# [STORED DATA]

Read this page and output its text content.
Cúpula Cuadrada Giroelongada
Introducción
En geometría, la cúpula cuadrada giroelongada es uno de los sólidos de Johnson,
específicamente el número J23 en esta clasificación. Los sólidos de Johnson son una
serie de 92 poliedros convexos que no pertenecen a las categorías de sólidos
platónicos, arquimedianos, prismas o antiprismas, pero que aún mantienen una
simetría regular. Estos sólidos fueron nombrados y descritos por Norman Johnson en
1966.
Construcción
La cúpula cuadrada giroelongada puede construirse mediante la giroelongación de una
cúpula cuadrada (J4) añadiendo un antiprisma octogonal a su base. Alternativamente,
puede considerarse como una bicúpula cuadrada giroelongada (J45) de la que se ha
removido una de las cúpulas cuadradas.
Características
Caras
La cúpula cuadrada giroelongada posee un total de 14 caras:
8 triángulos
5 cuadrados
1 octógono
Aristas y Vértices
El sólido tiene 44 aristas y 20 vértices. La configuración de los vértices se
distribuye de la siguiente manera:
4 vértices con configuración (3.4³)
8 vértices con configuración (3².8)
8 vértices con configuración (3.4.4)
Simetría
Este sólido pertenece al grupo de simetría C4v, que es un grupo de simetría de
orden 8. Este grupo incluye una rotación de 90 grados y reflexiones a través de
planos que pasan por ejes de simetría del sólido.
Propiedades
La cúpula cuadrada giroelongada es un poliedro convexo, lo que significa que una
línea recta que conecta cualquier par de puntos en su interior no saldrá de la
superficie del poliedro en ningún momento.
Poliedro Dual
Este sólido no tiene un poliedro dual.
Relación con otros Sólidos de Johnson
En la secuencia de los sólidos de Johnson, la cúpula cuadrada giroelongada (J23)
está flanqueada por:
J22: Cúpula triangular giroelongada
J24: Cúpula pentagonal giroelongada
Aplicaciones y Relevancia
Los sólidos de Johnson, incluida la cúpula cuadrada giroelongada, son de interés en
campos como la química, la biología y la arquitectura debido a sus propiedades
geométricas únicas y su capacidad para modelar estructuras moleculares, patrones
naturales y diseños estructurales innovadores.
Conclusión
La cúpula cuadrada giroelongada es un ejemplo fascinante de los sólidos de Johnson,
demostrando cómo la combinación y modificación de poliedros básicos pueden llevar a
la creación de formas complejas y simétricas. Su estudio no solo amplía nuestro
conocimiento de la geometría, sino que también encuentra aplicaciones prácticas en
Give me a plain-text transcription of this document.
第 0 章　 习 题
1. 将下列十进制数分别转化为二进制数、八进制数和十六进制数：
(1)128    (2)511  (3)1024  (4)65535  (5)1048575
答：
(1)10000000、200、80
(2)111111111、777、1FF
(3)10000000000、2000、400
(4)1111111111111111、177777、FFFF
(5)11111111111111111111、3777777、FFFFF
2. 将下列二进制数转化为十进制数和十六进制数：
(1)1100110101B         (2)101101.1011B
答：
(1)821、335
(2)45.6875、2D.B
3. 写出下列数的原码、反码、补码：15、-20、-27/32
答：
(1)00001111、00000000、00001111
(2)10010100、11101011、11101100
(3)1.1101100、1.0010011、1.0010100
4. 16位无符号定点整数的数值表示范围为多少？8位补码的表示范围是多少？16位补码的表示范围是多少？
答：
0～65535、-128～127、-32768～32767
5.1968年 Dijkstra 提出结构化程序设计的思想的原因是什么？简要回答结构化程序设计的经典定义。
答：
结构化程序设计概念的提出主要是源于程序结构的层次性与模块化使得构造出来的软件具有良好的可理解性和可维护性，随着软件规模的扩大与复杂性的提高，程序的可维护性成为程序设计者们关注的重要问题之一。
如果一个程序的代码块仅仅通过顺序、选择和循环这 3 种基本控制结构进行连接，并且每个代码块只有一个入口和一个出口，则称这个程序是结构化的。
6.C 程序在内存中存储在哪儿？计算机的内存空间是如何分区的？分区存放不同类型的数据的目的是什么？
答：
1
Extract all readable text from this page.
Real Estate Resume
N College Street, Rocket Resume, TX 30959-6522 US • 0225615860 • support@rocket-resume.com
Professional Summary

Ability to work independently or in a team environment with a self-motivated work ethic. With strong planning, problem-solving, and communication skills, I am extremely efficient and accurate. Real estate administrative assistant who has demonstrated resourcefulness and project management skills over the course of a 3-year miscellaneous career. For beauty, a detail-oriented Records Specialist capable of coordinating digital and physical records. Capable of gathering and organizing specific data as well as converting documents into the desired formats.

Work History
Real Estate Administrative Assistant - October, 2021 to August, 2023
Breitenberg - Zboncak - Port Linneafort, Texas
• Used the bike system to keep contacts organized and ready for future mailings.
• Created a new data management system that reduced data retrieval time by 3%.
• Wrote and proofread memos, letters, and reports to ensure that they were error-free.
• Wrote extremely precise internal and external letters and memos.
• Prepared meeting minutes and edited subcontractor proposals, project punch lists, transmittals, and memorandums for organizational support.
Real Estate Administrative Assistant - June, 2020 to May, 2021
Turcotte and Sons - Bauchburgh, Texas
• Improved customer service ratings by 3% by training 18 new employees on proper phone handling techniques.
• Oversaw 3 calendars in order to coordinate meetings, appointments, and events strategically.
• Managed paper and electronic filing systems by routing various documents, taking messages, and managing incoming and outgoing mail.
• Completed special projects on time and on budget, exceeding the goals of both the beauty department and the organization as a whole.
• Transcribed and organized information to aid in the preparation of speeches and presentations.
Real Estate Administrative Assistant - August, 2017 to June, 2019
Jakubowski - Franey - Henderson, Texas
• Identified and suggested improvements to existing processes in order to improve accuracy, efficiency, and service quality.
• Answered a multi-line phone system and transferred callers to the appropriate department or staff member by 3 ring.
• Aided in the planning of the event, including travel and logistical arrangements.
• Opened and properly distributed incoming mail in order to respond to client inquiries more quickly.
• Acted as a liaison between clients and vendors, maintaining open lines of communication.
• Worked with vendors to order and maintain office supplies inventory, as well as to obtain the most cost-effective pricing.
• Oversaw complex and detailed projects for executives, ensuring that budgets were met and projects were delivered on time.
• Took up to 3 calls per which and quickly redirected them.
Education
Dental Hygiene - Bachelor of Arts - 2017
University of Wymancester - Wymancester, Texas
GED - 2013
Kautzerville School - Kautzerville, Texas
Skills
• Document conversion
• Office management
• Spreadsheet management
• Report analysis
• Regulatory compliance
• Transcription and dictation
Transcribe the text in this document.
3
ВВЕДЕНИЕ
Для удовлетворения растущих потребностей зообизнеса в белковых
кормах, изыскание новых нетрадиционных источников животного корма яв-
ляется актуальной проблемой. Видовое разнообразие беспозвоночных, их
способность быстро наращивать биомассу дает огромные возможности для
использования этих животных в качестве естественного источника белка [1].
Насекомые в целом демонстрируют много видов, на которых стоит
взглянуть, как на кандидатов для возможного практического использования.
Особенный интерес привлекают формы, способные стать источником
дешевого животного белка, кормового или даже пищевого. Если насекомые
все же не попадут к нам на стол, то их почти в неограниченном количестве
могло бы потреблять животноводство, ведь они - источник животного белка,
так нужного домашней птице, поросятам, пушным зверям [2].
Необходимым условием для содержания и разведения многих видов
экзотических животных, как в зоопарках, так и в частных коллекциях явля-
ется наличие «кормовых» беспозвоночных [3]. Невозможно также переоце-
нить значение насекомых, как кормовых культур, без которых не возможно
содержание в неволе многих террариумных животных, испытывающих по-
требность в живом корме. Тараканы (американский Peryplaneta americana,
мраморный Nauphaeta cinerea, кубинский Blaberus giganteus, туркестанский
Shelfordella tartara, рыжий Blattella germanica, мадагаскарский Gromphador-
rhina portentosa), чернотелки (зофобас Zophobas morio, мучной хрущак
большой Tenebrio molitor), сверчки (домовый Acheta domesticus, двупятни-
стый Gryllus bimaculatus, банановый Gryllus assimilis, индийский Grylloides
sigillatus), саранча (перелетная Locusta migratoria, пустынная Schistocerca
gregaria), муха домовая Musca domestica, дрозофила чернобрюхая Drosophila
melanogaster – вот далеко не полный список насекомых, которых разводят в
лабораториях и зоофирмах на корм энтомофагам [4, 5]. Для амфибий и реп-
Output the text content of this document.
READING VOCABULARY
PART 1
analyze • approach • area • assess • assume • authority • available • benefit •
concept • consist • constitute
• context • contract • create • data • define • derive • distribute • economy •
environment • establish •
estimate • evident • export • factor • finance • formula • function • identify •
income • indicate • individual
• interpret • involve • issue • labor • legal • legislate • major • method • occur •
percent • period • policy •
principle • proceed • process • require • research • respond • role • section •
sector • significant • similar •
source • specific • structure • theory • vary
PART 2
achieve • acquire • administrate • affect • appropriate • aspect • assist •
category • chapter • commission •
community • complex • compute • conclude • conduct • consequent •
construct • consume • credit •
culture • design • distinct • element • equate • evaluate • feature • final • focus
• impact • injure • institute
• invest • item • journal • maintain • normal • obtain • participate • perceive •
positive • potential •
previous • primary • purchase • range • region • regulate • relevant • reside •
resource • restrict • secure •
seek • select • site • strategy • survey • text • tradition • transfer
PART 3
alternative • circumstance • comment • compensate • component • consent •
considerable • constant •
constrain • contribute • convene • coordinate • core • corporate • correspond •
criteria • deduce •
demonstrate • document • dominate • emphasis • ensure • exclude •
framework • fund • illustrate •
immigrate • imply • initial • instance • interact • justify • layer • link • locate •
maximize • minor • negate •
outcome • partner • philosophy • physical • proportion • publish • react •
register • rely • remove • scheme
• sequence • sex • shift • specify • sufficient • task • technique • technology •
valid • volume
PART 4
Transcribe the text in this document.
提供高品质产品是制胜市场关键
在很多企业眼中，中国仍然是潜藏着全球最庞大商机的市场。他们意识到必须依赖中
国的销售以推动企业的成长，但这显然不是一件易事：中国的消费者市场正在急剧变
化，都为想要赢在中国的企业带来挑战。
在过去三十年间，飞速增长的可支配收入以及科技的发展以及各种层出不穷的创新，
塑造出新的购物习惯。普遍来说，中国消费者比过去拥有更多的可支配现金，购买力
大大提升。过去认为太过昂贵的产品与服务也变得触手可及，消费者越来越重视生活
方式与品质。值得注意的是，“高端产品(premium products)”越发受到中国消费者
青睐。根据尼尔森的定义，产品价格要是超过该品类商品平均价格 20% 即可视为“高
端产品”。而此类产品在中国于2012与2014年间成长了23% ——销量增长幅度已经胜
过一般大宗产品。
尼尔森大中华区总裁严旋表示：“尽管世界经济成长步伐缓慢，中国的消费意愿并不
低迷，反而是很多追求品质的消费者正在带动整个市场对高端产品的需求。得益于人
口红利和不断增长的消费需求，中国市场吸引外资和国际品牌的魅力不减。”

# [GOAL OF THE EXERCISE]
From the entries above, copy every line where the word "coordinate" shows up.

# [IN RESPONSE]
• Oversaw 3 calendars in order to coordinate meetings, appointments, and events strategically.
constrain • contribute • convene • coordinate • core • corporate • correspond •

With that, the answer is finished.